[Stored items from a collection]
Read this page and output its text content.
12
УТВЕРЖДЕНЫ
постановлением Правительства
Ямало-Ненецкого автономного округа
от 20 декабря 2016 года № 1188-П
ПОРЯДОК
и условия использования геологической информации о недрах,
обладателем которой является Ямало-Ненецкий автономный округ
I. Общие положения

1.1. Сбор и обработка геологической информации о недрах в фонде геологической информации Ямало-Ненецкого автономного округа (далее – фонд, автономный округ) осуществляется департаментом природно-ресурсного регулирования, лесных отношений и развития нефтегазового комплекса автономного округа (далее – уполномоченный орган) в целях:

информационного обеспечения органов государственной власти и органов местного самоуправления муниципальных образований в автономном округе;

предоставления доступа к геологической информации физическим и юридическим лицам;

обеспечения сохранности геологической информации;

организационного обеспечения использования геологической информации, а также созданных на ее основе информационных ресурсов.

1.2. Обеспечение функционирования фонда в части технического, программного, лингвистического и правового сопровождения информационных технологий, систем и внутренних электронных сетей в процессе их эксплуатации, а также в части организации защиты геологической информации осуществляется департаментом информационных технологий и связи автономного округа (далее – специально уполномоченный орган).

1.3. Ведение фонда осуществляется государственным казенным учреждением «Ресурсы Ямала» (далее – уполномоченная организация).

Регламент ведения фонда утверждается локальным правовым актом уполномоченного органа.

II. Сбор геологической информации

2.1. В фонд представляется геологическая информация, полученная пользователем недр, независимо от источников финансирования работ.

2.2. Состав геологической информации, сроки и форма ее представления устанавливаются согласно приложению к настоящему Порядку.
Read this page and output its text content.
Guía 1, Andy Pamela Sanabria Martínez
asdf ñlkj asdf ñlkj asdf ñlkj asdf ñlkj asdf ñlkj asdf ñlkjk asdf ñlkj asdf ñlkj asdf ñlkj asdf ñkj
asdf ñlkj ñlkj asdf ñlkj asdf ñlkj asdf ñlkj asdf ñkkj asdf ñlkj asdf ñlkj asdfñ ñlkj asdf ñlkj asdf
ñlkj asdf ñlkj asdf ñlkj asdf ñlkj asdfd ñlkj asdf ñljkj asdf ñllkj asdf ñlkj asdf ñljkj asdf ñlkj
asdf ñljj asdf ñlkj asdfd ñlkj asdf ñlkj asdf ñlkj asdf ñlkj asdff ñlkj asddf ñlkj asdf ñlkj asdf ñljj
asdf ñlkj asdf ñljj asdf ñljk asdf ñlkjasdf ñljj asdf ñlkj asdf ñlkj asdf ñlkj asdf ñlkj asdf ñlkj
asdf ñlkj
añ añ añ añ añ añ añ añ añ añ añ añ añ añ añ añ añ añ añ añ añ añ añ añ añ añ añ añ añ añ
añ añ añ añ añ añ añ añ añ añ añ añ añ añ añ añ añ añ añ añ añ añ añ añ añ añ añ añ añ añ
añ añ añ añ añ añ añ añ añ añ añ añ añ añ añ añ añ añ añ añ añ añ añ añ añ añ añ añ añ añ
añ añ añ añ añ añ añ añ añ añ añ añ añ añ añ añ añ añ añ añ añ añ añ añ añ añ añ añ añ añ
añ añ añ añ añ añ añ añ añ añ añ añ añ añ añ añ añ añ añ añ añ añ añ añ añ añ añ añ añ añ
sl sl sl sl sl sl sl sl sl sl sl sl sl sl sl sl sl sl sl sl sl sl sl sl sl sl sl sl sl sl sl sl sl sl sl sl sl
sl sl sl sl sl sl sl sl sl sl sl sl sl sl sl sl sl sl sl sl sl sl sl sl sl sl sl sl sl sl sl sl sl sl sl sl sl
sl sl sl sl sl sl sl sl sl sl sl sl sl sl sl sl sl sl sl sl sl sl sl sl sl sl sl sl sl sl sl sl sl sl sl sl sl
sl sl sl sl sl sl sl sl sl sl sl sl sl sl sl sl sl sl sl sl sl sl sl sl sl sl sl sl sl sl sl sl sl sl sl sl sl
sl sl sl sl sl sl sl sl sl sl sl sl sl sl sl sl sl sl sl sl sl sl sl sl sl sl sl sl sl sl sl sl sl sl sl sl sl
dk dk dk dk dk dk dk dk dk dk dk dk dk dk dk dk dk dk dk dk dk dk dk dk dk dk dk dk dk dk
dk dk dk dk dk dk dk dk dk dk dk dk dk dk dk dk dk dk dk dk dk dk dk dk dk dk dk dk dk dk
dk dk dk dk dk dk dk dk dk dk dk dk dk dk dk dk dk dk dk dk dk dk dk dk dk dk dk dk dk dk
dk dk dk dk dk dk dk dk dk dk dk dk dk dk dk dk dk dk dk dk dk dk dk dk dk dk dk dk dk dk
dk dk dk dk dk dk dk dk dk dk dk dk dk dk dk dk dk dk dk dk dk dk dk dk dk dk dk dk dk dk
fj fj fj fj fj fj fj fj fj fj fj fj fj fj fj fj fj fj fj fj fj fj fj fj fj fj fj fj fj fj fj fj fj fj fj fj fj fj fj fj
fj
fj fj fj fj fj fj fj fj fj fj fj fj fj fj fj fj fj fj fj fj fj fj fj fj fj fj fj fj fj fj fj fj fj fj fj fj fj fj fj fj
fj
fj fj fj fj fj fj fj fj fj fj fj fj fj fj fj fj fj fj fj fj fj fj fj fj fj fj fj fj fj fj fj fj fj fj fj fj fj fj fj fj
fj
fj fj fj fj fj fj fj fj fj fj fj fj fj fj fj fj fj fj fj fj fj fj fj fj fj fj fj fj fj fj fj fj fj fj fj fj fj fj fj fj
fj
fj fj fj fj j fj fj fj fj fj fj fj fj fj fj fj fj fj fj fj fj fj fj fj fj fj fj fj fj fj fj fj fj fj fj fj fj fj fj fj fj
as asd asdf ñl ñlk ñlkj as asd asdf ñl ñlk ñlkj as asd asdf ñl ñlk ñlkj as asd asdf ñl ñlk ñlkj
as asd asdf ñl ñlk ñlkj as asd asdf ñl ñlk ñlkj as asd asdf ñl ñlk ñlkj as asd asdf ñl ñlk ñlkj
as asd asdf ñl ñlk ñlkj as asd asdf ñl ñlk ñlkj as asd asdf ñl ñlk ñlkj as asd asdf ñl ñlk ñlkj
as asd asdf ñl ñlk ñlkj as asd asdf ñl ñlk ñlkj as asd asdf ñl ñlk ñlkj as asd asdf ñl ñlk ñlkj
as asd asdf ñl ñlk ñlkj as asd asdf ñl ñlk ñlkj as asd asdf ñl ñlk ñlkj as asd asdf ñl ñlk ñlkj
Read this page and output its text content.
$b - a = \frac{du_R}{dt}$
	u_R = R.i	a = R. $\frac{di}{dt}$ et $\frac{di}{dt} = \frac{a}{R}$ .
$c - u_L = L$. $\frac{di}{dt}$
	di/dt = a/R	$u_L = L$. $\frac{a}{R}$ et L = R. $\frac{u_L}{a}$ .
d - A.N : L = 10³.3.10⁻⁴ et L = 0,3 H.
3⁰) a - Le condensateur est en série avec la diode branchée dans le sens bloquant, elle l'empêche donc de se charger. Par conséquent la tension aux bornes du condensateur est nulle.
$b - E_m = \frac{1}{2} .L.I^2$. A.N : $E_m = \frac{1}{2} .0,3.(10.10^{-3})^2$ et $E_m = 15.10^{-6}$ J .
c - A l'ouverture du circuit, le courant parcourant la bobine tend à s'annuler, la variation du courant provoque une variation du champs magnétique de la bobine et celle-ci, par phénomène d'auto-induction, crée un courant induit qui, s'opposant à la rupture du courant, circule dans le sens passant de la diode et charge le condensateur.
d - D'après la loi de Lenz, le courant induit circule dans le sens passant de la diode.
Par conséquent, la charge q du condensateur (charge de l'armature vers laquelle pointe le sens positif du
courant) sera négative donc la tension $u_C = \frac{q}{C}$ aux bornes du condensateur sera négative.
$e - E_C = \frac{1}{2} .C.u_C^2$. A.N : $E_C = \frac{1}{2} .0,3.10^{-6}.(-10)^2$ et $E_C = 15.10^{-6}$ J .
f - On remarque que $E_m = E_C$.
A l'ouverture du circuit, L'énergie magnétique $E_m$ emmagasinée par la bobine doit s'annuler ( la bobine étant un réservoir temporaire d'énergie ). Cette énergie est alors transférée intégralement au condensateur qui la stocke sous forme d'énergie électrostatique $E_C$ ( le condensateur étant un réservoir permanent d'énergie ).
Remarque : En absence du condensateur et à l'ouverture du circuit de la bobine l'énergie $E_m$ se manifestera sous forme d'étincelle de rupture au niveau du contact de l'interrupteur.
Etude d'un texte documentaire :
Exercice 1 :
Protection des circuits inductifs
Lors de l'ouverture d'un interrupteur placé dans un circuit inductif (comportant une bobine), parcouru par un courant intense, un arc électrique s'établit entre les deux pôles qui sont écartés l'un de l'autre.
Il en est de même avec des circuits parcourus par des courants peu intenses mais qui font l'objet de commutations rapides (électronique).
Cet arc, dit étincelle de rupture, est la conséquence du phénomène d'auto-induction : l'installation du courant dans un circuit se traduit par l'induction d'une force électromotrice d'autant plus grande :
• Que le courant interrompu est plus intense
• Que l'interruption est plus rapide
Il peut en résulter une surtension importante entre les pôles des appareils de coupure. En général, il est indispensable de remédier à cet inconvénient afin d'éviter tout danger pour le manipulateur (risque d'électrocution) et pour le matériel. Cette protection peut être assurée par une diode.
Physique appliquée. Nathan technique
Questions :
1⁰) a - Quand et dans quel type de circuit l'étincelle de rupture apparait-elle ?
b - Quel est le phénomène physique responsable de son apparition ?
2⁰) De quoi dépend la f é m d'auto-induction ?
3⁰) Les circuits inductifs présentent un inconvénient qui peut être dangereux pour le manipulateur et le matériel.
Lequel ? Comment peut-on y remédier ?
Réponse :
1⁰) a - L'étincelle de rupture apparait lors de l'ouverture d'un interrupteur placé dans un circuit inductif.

**Given task:** Report how many lines of the listing hold the word "pôles", with nothing but the number.

**Written response:** 2